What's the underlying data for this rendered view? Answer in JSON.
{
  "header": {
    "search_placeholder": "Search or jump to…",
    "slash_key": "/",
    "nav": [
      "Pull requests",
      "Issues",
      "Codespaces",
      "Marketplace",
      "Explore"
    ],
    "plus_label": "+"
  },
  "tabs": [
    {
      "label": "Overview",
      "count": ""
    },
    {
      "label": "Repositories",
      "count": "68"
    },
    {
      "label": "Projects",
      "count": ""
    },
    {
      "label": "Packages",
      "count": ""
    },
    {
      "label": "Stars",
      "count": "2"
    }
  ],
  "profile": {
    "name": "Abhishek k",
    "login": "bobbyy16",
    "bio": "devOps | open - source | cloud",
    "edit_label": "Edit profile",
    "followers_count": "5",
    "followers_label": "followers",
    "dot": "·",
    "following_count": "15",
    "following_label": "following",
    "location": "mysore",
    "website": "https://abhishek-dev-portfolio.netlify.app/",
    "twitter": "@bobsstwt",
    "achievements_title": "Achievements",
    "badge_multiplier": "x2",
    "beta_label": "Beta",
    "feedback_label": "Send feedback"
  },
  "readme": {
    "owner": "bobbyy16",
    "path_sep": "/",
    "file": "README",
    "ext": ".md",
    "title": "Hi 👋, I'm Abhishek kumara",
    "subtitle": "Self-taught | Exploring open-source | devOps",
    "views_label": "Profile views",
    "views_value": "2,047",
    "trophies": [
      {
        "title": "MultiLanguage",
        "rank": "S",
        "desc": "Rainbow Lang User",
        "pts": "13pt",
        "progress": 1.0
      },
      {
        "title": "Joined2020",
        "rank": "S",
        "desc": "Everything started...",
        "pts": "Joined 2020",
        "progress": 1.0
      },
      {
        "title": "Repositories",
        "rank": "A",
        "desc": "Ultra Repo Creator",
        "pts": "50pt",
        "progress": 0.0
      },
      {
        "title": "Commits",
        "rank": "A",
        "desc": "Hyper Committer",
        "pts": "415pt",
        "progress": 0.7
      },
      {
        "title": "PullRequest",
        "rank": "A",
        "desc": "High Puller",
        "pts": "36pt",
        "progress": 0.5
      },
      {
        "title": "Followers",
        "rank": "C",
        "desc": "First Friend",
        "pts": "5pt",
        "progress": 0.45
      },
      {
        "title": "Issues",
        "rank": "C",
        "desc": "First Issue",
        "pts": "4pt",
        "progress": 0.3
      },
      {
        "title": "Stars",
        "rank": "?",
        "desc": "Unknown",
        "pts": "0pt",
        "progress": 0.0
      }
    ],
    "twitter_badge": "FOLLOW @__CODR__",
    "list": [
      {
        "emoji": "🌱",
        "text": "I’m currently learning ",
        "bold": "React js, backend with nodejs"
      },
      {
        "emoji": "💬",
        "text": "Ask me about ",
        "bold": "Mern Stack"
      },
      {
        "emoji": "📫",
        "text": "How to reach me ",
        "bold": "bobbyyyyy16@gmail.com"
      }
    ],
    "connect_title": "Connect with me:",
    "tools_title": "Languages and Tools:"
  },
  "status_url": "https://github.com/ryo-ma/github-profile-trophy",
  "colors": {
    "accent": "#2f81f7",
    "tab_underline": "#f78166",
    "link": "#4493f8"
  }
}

________

- WHAT THIS TASK INVOLVES
Output every line above without altering anything.

- RESPONSE TO THIS TASK
What's the underlying data for this rendered view? Answer in JSON.
{
  "header": {
    "search_placeholder": "Search or jump to…",
    "slash_key": "/",
    "nav": [
      "Pull requests",
      "Issues",
      "Codespaces",
      "Marketplace",
      "Explore"
    ],
    "plus_label": "+"
  },
  "tabs": [
    {
      "label": "Overview",
      "count": ""
    },
    {
      "label": "Repositories",
      "count": "68"
    },
    {
      "label": "Projects",
      "count": ""
    },
    {
      "label": "Packages",
      "count": ""
    },
    {
      "label": "Stars",
      "count": "2"
    }
  ],
  "profile": {
    "name": "Abhishek k",
    "login": "bobbyy16",
    "bio": "devOps | open - source | cloud",
    "edit_label": "Edit profile",
    "followers_count": "5",
    "followers_label": "followers",
    "dot": "·",
    "following_count": "15",
    "following_label": "following",
    "location": "mysore",
    "website": "https://abhishek-dev-portfolio.netlify.app/",
    "twitter": "@bobsstwt",
    "achievements_title": "Achievements",
    "badge_multiplier": "x2",
    "beta_label": "Beta",
    "feedback_label": "Send feedback"
  },
  "readme": {
    "owner": "bobbyy16",
    "path_sep": "/",
    "file": "README",
    "ext": ".md",
    "title": "Hi 👋, I'm Abhishek kumara",
    "subtitle": "Self-taught | Exploring open-source | devOps",
    "views_label": "Profile views",
    "views_value": "2,047",
    "trophies": [
      {
        "title": "MultiLanguage",
        "rank": "S",
        "desc": "Rainbow Lang User",
        "pts": "13pt",
        "progress": 1.0
      },
      {
        "title": "Joined2020",
        "rank": "S",
        "desc": "Everything started...",
        "pts": "Joined 2020",
        "progress": 1.0
      },
      {
        "title": "Repositories",
        "rank": "A",
        "desc": "Ultra Repo Creator",
        "pts": "50pt",
        "progress": 0.0
      },
      {
        "title": "Commits",
        "rank": "A",
        "desc": "Hyper Committer",
        "pts": "415pt",
        "progress": 0.7
      },
      {
        "title": "PullRequest",
        "rank": "A",
        "desc": "High Puller",
        "pts": "36pt",
        "progress": 0.5
      },
      {
        "title": "Followers",
        "rank": "C",
        "desc": "First Friend",
        "pts": "5pt",
        "progress": 0.45
      },
      {
        "title": "Issues",
        "rank": "C",
        "desc": "First Issue",
        "pts": "4pt",
        "progress": 0.3
      },
      {
        "title": "Stars",
        "rank": "?",
        "desc": "Unknown",
        "pts": "0pt",
        "progress": 0.0
      }
    ],
    "twitter_badge": "FOLLOW @__CODR__",
    "list": [
      {
        "emoji": "🌱",
        "text": "I’m currently learning ",
        "bold": "React js, backend with nodejs"
      },
      {
        "emoji": "💬",
        "text": "Ask me about ",
        "bold": "Mern Stack"
      },
      {
        "emoji": "📫",
        "text": "How to reach me ",
        "bold": "bobbyyyyy16@gmail.com"
      }
    ],
    "connect_title": "Connect with me:",
    "tools_title": "Languages and Tools:"
  },
  "status_url": "https://github.com/ryo-ma/github-profile-trophy",
  "colors": {
    "accent": "#2f81f7",
    "tab_underline": "#f78166",
    "link": "#4493f8"
  }
}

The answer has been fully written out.